| WORK REQUIRED |
Please copy the records exactly, starting with the line containing "problem1-q4: 4．电流磁效应的发现有何意义？谈谈自己的感受。 (75, 541, 336, 555)" and ending with the line containing "case-3: ③磁感应强度 B", both included.

BEGIN RAW DATA

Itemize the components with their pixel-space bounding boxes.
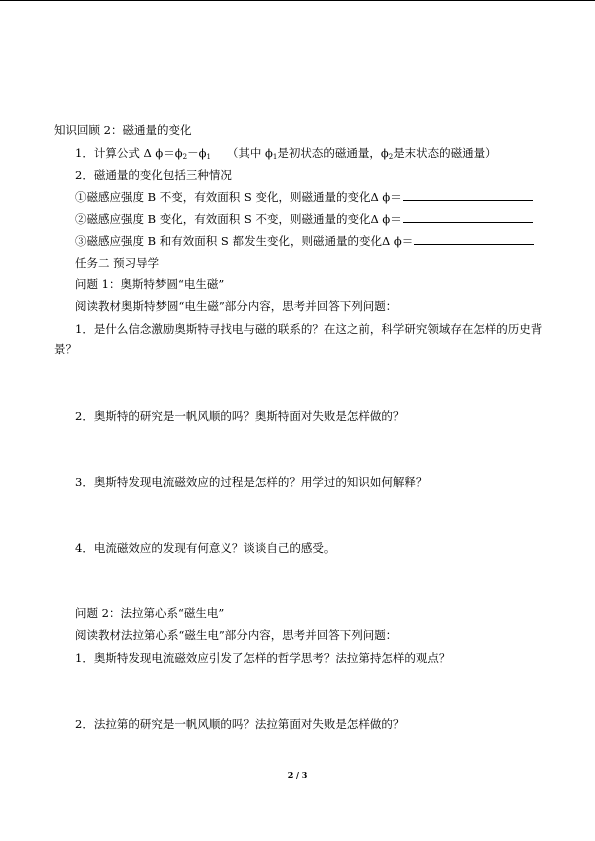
problem1-q4: 4．电流磁效应的发现有何意义？谈谈自己的感受。 (75, 541, 336, 555)
problem2-intro: 阅读教材法拉第心系“磁生电”部分内容，思考并回答下列问题： (75, 628, 398, 642)
header-rule (0, 0, 595, 1)
cases-intro: 2．磁通量的变化包括三种情况 (75, 168, 232, 182)
problem1-intro: 阅读教材奥斯特梦圆“电生磁”部分内容，思考并回答下列问题： (75, 299, 398, 313)
task-title: 任务二 预习导学 (75, 256, 160, 270)
problem2-title: 问题 2：法拉第心系“磁生电” (75, 606, 225, 620)
problem2-q2: 2．法拉第的研究是一帆风顺的吗？法拉第面对失败是怎样做的？ (75, 717, 405, 731)
problem1-q2: 2．奥斯特的研究是一帆风顺的吗？奥斯特面对失败是怎样做的？ (75, 409, 405, 423)
case-2: ②磁感应强度 B 变化，有效面积 S 不变，则磁通量的变化Δ ϕ＝ (75, 211, 533, 227)
problem2-q1: 1．奥斯特发现电流磁效应引发了怎样的哲学思考？法拉第持怎样的观点？ (75, 651, 451, 665)
case-1: ①磁感应强度 B 不变，有效面积 S 变化，则磁通量的变化Δ ϕ＝ (75, 189, 533, 205)
formula-text: 1．计算公式 Δ ϕ＝ϕ (75, 146, 183, 160)
section-title-review: 知识回顾 2：磁通量的变化 (54, 123, 192, 137)
answer-blank-3[interactable] (414, 233, 534, 245)
page-number: 2 / 3 (287, 770, 308, 780)
case-3: ③磁感应强度 B 和有效面积 S 都发生变化，则磁通量的变化Δ ϕ＝ (75, 233, 534, 249)
answer-blank-2[interactable] (403, 211, 533, 223)
problem1-title: 问题 1：奥斯特梦圆“电生磁” (75, 277, 225, 291)
problem1-q3: 3．奥斯特发现电流磁效应的过程是怎样的？用学过的知识如何解释？ (75, 475, 428, 489)
answer-blank-1[interactable] (403, 189, 533, 201)
problem1-q1: 1．是什么信念激励奥斯特寻找电与磁的联系的？在这之前，科学研究领域存在怎样的历史背景？ (54, 322, 543, 356)
formula-line: 1．计算公式 Δ $\phi=\phi_2-\phi_1$ （其中 $\phi_1$是初状态的磁通量，$\phi_2$是末状态的磁通量） (75, 146, 497, 161)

END RAW DATA

| THE ANSWER |
problem1-q4: 4．电流磁效应的发现有何意义？谈谈自己的感受。 (75, 541, 336, 555)
problem2-intro: 阅读教材法拉第心系“磁生电”部分内容，思考并回答下列问题： (75, 628, 398, 642)
header-rule (0, 0, 595, 1)
cases-intro: 2．磁通量的变化包括三种情况 (75, 168, 232, 182)
problem1-intro: 阅读教材奥斯特梦圆“电生磁”部分内容，思考并回答下列问题： (75, 299, 398, 313)
task-title: 任务二 预习导学 (75, 256, 160, 270)
problem2-title: 问题 2：法拉第心系“磁生电” (75, 606, 225, 620)
problem2-q2: 2．法拉第的研究是一帆风顺的吗？法拉第面对失败是怎样做的？ (75, 717, 405, 731)
problem1-q2: 2．奥斯特的研究是一帆风顺的吗？奥斯特面对失败是怎样做的？ (75, 409, 405, 423)
case-2: ②磁感应强度 B 变化，有效面积 S 不变，则磁通量的变化Δ ϕ＝ (75, 211, 533, 227)
problem2-q1: 1．奥斯特发现电流磁效应引发了怎样的哲学思考？法拉第持怎样的观点？ (75, 651, 451, 665)
case-1: ①磁感应强度 B 不变，有效面积 S 变化，则磁通量的变化Δ ϕ＝ (75, 189, 533, 205)
formula-text: 1．计算公式 Δ ϕ＝ϕ (75, 146, 183, 160)
section-title-review: 知识回顾 2：磁通量的变化 (54, 123, 192, 137)
answer-blank-3[interactable] (414, 233, 534, 245)
page-number: 2 / 3 (287, 770, 308, 780)
case-3: ③磁感应强度 B 和有效面积 S 都发生变化，则磁通量的变化Δ ϕ＝ (75, 233, 534, 249)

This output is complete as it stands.